BEGIN Supplied entries

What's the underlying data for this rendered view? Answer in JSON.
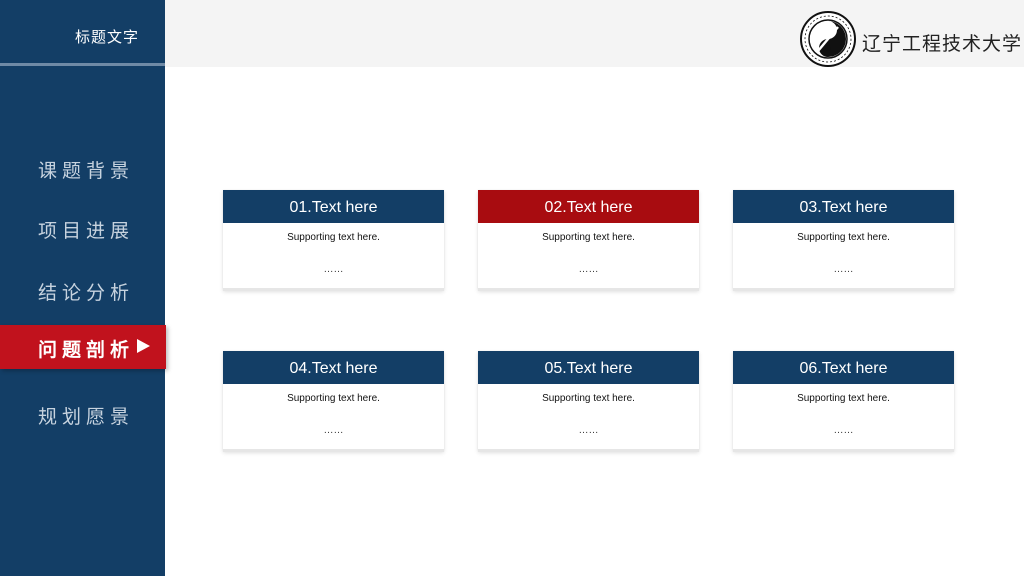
{
  "sidebar": {
    "title": "标题文字",
    "items": [
      {
        "label": "课题背景",
        "active": false
      },
      {
        "label": "项目进展",
        "active": false
      },
      {
        "label": "结论分析",
        "active": false
      },
      {
        "label": "问题剖析",
        "active": true
      },
      {
        "label": "规划愿景",
        "active": false
      }
    ]
  },
  "header": {
    "university_name": "辽宁工程技术大学",
    "logo_icon": "university-seal-icon"
  },
  "cards": [
    {
      "title": "01.Text here",
      "subtitle": "Supporting text here.",
      "ellipsis": "……",
      "highlight": false
    },
    {
      "title": "02.Text here",
      "subtitle": "Supporting text here.",
      "ellipsis": "……",
      "highlight": true
    },
    {
      "title": "03.Text here",
      "subtitle": "Supporting text here.",
      "ellipsis": "……",
      "highlight": false
    },
    {
      "title": "04.Text here",
      "subtitle": "Supporting text here.",
      "ellipsis": "……",
      "highlight": false
    },
    {
      "title": "05.Text here",
      "subtitle": "Supporting text here.",
      "ellipsis": "……",
      "highlight": false
    },
    {
      "title": "06.Text here",
      "subtitle": "Supporting text here.",
      "ellipsis": "……",
      "highlight": false
    }
  ],
  "colors": {
    "navy": "#133e66",
    "active_red": "#c1121d",
    "card_red": "#a80c10"
  }
}
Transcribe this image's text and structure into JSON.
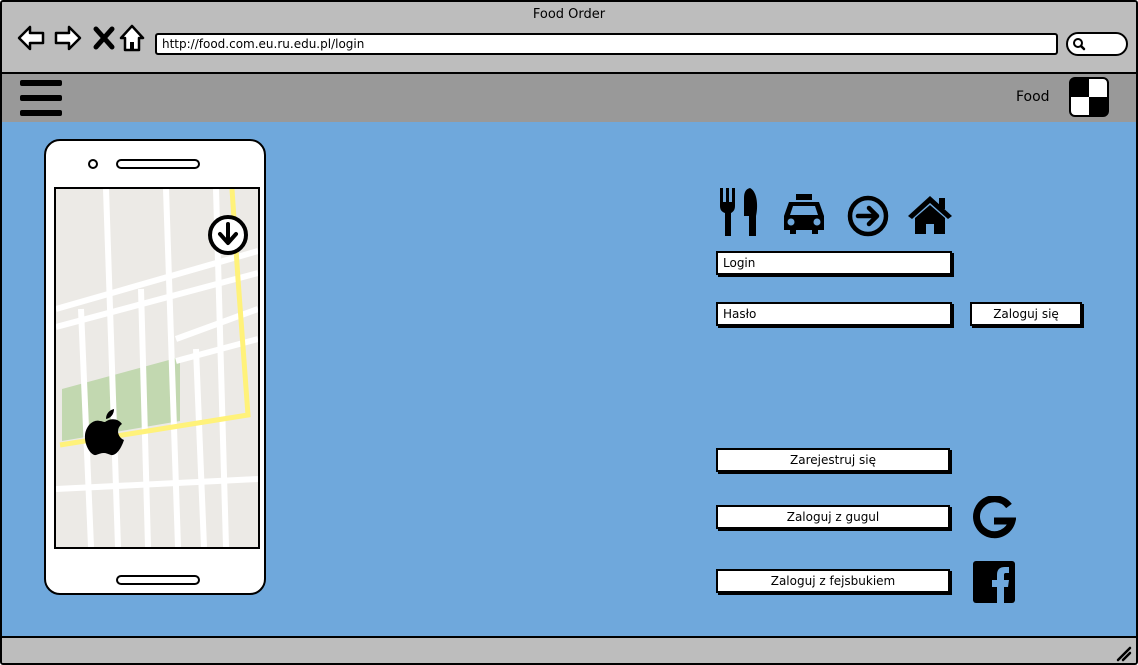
{
  "window": {
    "title": "Food Order"
  },
  "browser": {
    "url": "http://food.com.eu.ru.edu.pl/login",
    "nav_icons": [
      "back-arrow-icon",
      "forward-arrow-icon",
      "close-x-icon",
      "home-outline-icon"
    ]
  },
  "appbar": {
    "app_name": "Food",
    "menu_icon": "hamburger-menu-icon",
    "avatar_icon": "checkered-avatar-icon"
  },
  "header_icons": [
    "fork-knife-icon",
    "taxi-icon",
    "arrow-circle-right-icon",
    "home-icon"
  ],
  "login_form": {
    "login_placeholder": "Login",
    "password_placeholder": "Hasło",
    "submit_label": "Zaloguj się"
  },
  "actions": {
    "register_label": "Zarejestruj się",
    "google_label": "Zaloguj z gugul",
    "facebook_label": "Zaloguj z fejsbukiem"
  },
  "phone_mock": {
    "map_icons": [
      "apple-logo-icon",
      "download-arrow-icon"
    ]
  },
  "colors": {
    "content_bg": "#6fa8dc",
    "chrome": "#bdbdbd",
    "appbar": "#999999",
    "route": "#fff27a",
    "park": "#c2d8b0"
  }
}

END Supplied entries

Task brief: Each line from the one containing "Transcribe this image's" through the last line of the listing is to be given again exactly, with no pictures and no other lines.

Task solution:
Transcribe this image's text and structure into JSON.
{
  "window": {
    "title": "Food Order"
  },
  "browser": {
    "url": "http://food.com.eu.ru.edu.pl/login",
    "nav_icons": [
      "back-arrow-icon",
      "forward-arrow-icon",
      "close-x-icon",
      "home-outline-icon"
    ]
  },
  "appbar": {
    "app_name": "Food",
    "menu_icon": "hamburger-menu-icon",
    "avatar_icon": "checkered-avatar-icon"
  },
  "header_icons": [
    "fork-knife-icon",
    "taxi-icon",
    "arrow-circle-right-icon",
    "home-icon"
  ],
  "login_form": {
    "login_placeholder": "Login",
    "password_placeholder": "Hasło",
    "submit_label": "Zaloguj się"
  },
  "actions": {
    "register_label": "Zarejestruj się",
    "google_label": "Zaloguj z gugul",
    "facebook_label": "Zaloguj z fejsbukiem"
  },
  "phone_mock": {
    "map_icons": [
      "apple-logo-icon",
      "download-arrow-icon"
    ]
  },
  "colors": {
    "content_bg": "#6fa8dc",
    "chrome": "#bdbdbd",
    "appbar": "#999999",
    "route": "#fff27a",
    "park": "#c2d8b0"
  }
}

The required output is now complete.